* WHAT IS NEEDED
Find the lines with "Trykk" in them and copy them out.
--- ENTRIES SHOWN ---
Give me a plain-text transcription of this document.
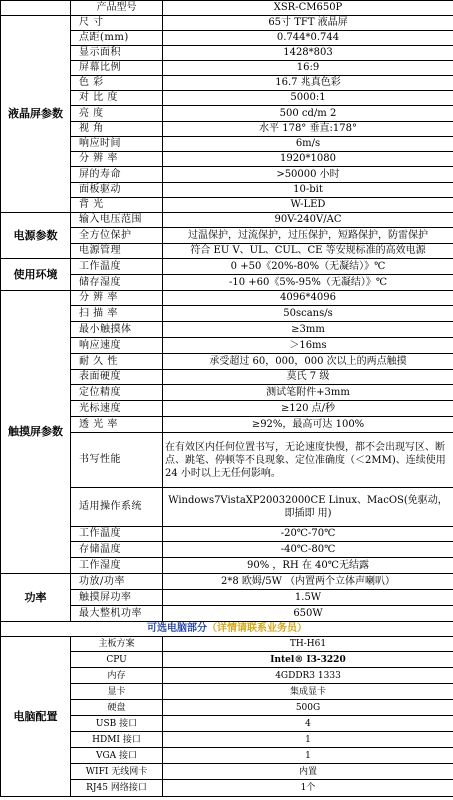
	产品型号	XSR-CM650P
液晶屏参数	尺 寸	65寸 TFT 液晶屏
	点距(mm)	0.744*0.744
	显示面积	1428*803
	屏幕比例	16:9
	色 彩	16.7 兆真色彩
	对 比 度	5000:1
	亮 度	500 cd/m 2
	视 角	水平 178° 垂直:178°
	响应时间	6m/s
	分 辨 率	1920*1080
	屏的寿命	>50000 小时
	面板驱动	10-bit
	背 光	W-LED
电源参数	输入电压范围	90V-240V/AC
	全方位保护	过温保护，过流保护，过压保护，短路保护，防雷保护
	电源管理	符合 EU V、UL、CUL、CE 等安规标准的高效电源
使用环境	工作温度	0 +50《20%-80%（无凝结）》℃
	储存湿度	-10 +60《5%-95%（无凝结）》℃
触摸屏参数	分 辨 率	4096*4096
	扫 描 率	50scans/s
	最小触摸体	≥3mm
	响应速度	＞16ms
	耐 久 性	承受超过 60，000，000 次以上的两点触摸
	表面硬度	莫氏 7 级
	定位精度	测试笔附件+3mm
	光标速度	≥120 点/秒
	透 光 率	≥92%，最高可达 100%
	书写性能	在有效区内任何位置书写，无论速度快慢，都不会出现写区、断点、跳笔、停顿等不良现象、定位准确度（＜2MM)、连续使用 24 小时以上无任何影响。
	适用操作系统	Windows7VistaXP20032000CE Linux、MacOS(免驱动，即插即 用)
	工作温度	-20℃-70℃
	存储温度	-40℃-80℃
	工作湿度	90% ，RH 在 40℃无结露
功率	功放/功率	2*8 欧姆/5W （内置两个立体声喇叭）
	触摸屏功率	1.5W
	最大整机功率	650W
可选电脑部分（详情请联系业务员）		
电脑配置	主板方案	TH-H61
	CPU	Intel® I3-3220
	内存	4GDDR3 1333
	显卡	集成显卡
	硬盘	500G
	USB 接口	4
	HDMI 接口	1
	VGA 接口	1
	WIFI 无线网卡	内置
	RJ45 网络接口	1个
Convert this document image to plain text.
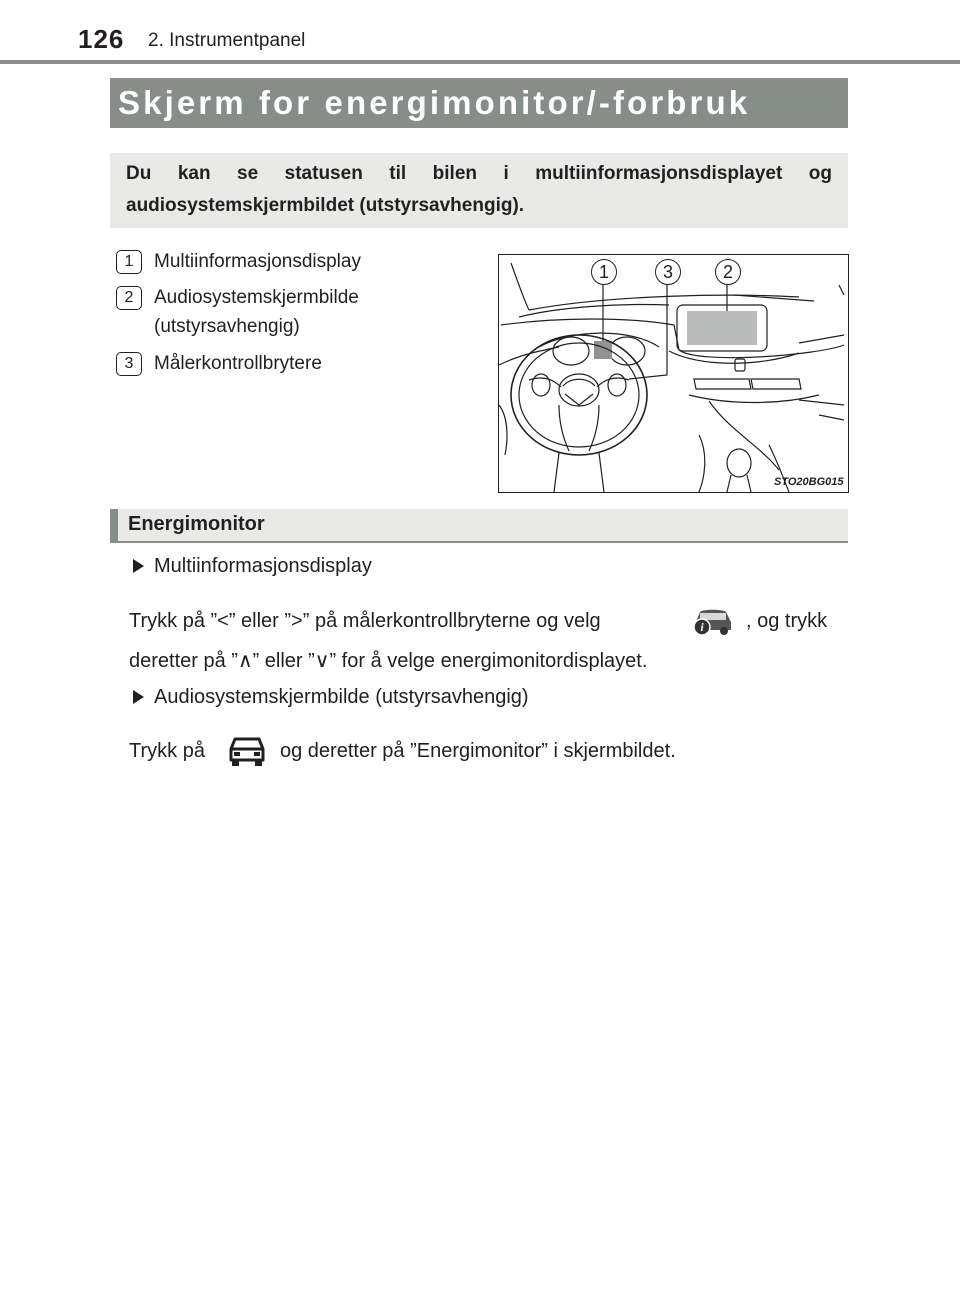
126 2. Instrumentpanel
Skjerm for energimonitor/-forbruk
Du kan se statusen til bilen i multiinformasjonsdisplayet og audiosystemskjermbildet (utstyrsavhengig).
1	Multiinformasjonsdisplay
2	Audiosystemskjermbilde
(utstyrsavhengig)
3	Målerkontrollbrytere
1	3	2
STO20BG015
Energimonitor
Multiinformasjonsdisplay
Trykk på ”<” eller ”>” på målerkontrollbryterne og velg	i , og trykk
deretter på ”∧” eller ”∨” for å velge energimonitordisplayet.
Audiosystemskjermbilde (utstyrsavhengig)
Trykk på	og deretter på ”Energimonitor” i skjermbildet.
---
--- ENTRIES SHOWN ---
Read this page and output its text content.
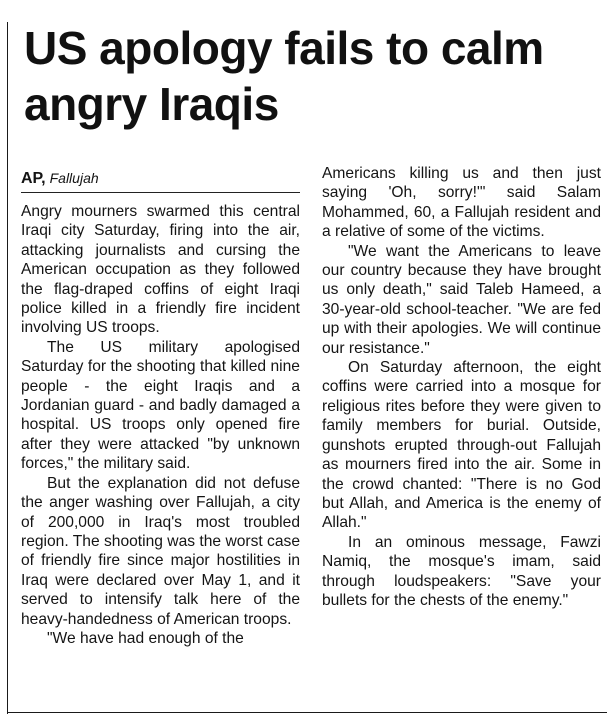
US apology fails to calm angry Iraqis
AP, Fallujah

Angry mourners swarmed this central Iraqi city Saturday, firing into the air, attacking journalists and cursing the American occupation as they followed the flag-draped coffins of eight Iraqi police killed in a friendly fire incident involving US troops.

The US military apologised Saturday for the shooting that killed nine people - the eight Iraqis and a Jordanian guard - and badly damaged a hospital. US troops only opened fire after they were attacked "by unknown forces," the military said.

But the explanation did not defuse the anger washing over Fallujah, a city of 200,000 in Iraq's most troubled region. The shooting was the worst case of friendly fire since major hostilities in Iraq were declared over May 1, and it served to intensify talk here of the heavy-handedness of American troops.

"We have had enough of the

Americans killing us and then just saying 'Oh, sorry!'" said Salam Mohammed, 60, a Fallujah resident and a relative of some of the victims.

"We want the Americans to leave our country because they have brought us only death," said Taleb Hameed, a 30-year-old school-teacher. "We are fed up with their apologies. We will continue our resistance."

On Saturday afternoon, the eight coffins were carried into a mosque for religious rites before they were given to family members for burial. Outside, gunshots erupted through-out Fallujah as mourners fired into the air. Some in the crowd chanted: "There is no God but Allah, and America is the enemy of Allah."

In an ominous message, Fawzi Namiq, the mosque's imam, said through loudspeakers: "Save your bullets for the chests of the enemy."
---
* ANSWER TO THE TASK
Trykk på ”<” eller ”>” på målerkontrollbryterne og velg	i , og trykk
Trykk på	og deretter på ”Energimonitor” i skjermbildet.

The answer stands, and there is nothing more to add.